(Records from a data source)
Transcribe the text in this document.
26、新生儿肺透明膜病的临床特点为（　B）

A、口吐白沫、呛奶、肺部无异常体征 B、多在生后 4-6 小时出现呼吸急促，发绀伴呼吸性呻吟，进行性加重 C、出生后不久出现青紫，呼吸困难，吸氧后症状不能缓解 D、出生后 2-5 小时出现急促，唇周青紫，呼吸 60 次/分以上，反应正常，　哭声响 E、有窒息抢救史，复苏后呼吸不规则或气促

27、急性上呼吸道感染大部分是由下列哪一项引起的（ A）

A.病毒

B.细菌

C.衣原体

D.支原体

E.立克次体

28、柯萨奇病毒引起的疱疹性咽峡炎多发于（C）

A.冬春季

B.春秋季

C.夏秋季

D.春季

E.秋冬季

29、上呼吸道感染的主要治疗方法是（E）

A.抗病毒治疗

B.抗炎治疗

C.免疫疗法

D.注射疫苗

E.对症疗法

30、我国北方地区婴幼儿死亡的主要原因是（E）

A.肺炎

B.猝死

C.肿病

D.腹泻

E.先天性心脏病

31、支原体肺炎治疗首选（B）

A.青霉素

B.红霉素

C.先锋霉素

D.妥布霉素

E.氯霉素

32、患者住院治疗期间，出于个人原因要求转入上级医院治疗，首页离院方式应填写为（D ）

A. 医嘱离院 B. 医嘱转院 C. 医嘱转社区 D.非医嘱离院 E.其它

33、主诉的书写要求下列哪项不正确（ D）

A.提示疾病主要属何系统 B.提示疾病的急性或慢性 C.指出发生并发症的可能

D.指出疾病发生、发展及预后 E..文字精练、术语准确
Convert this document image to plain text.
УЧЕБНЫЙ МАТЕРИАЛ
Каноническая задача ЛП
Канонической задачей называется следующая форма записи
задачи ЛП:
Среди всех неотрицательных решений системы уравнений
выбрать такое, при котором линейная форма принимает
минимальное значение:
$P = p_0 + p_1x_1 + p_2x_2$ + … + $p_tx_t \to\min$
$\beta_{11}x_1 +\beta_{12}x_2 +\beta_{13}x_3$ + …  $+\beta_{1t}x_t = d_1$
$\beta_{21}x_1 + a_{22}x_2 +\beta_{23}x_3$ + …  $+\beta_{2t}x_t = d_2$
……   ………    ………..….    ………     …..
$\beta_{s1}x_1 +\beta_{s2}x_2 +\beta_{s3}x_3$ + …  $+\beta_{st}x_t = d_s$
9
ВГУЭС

Task objective.
Extract the closing run of lines, starting with the one containing "Convert this document image to plain text." and ending at the last, exactly as written.

Result.
Convert this document image to plain text.
УЧЕБНЫЙ МАТЕРИАЛ
Каноническая задача ЛП
Канонической задачей называется следующая форма записи
задачи ЛП:
Среди всех неотрицательных решений системы уравнений
выбрать такое, при котором линейная форма принимает
минимальное значение:
$P = p_0 + p_1x_1 + p_2x_2$ + … + $p_tx_t \to\min$
$\beta_{11}x_1 +\beta_{12}x_2 +\beta_{13}x_3$ + …  $+\beta_{1t}x_t = d_1$
$\beta_{21}x_1 + a_{22}x_2 +\beta_{23}x_3$ + …  $+\beta_{2t}x_t = d_2$
……   ………    ………..….    ………     …..
$\beta_{s1}x_1 +\beta_{s2}x_2 +\beta_{s3}x_3$ + …  $+\beta_{st}x_t = d_s$
9
ВГУЭС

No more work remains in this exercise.